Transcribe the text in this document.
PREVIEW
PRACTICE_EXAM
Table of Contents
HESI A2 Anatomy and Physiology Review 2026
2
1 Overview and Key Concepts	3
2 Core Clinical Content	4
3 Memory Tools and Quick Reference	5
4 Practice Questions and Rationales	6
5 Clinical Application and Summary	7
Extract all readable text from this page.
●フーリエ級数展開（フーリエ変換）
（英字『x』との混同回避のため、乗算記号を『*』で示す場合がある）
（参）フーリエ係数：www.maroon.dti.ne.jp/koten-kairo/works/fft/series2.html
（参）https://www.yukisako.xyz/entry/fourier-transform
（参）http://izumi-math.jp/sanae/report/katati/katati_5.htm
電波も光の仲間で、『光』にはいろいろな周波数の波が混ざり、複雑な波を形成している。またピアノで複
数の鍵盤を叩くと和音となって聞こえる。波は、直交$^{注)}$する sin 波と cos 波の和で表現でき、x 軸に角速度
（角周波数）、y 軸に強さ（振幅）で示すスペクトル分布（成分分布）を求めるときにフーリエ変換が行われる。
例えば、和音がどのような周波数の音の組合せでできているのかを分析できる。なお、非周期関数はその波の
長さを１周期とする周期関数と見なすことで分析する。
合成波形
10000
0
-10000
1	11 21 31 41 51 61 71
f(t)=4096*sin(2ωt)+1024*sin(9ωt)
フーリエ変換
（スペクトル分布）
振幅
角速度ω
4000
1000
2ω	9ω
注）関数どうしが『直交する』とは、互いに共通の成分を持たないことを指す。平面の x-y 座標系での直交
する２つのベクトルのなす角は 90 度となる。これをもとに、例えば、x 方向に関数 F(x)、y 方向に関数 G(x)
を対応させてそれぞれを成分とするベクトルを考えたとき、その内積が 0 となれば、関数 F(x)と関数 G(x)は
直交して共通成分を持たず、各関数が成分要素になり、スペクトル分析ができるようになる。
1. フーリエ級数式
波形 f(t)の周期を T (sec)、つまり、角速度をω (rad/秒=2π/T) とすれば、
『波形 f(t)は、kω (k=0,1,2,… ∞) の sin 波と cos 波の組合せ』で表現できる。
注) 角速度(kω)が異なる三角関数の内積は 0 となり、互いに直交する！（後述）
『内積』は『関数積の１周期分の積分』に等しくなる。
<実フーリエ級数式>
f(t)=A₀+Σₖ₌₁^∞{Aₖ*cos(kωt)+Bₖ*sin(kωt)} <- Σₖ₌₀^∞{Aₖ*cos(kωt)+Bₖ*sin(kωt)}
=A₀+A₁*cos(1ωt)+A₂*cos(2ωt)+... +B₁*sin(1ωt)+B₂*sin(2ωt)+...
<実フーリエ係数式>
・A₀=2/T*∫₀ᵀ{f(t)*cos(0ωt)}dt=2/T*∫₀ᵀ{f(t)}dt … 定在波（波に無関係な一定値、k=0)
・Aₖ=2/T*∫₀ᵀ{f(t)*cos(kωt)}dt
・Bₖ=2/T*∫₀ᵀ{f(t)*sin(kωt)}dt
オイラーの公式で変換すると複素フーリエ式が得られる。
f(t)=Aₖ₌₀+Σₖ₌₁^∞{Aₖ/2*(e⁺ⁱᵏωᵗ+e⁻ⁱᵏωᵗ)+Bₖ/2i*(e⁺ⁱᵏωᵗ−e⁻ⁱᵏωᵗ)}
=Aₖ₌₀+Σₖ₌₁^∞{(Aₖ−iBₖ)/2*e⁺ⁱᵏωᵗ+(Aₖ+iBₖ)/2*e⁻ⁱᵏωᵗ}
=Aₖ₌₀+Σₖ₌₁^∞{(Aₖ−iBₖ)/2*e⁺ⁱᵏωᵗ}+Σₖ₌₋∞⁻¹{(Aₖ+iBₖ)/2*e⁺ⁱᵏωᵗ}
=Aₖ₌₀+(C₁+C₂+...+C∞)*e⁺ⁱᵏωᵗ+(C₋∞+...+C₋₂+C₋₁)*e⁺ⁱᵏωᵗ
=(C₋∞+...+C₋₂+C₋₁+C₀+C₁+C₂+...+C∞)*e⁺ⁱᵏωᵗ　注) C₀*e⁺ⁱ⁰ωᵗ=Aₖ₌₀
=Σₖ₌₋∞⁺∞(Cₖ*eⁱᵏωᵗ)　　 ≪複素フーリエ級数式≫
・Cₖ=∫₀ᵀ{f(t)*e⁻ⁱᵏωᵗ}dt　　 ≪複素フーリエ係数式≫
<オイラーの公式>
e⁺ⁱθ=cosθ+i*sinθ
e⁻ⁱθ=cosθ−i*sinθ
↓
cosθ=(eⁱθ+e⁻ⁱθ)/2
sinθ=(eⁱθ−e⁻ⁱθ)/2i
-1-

===============

*GIVEN INSTRUCTION*: In the material above, find the lines that contain "Clinical" and show them.

*REPLY*:
2 Core Clinical Content	4
5 Clinical Application and Summary	7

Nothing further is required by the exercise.